>>>>>

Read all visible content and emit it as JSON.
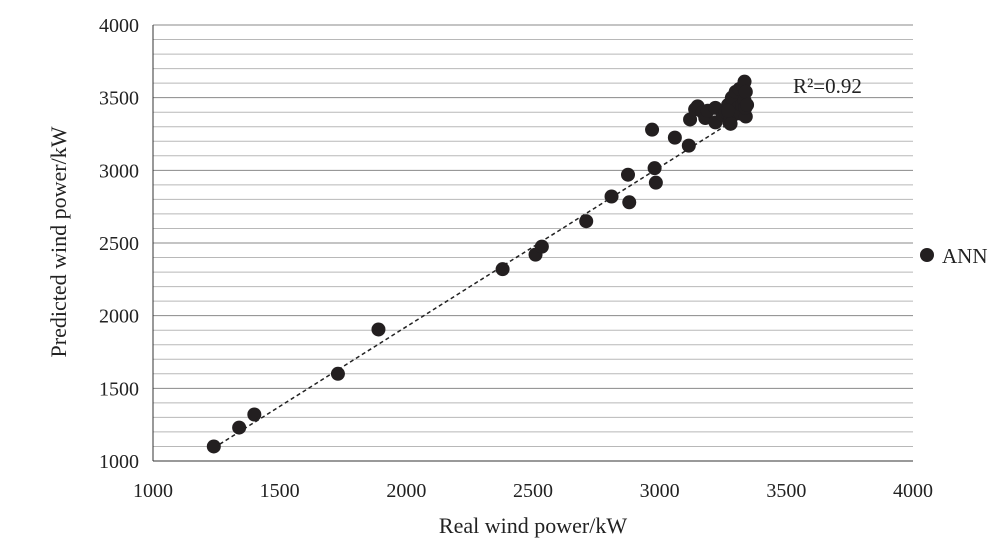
{
  "chart_data": {
    "type": "scatter",
    "xlabel": "Real wind power/kW",
    "ylabel": "Predicted wind power/kW",
    "xlim": [
      1000,
      4000
    ],
    "ylim": [
      1000,
      4000
    ],
    "x_ticks": [
      "1000",
      "1500",
      "2000",
      "2500",
      "3000",
      "3500",
      "4000"
    ],
    "y_ticks": [
      "1000",
      "1500",
      "2000",
      "2500",
      "3000",
      "3500",
      "4000"
    ],
    "grid": true,
    "legend_position": "right",
    "annotation": "R²=0.92",
    "trendline": {
      "style": "dashed",
      "from": [
        1240,
        1090
      ],
      "to": [
        3340,
        3395
      ]
    },
    "series": [
      {
        "name": "ANN",
        "color": "#231f20",
        "points": [
          [
            1240,
            1100
          ],
          [
            1340,
            1230
          ],
          [
            1400,
            1320
          ],
          [
            1730,
            1600
          ],
          [
            1890,
            1905
          ],
          [
            2380,
            2320
          ],
          [
            2510,
            2420
          ],
          [
            2535,
            2475
          ],
          [
            2710,
            2650
          ],
          [
            2810,
            2820
          ],
          [
            2875,
            2970
          ],
          [
            2880,
            2780
          ],
          [
            2970,
            3280
          ],
          [
            2980,
            3015
          ],
          [
            2985,
            2915
          ],
          [
            3060,
            3225
          ],
          [
            3115,
            3170
          ],
          [
            3120,
            3350
          ],
          [
            3140,
            3420
          ],
          [
            3150,
            3440
          ],
          [
            3170,
            3400
          ],
          [
            3180,
            3360
          ],
          [
            3190,
            3410
          ],
          [
            3220,
            3430
          ],
          [
            3220,
            3330
          ],
          [
            3250,
            3380
          ],
          [
            3260,
            3400
          ],
          [
            3270,
            3450
          ],
          [
            3275,
            3330
          ],
          [
            3280,
            3360
          ],
          [
            3285,
            3500
          ],
          [
            3290,
            3380
          ],
          [
            3300,
            3410
          ],
          [
            3300,
            3540
          ],
          [
            3310,
            3430
          ],
          [
            3315,
            3560
          ],
          [
            3320,
            3390
          ],
          [
            3325,
            3450
          ],
          [
            3330,
            3580
          ],
          [
            3335,
            3610
          ],
          [
            3335,
            3480
          ],
          [
            3340,
            3540
          ],
          [
            3340,
            3370
          ],
          [
            3338,
            3430
          ],
          [
            3345,
            3450
          ],
          [
            3280,
            3320
          ],
          [
            3270,
            3410
          ]
        ]
      }
    ]
  }
}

<<<<<

**YOUR INSTRUCTIONS:** List every line above containing the word "power".

**REPLY:**
    "xlabel": "Real wind power/kW",
    "ylabel": "Predicted wind power/kW",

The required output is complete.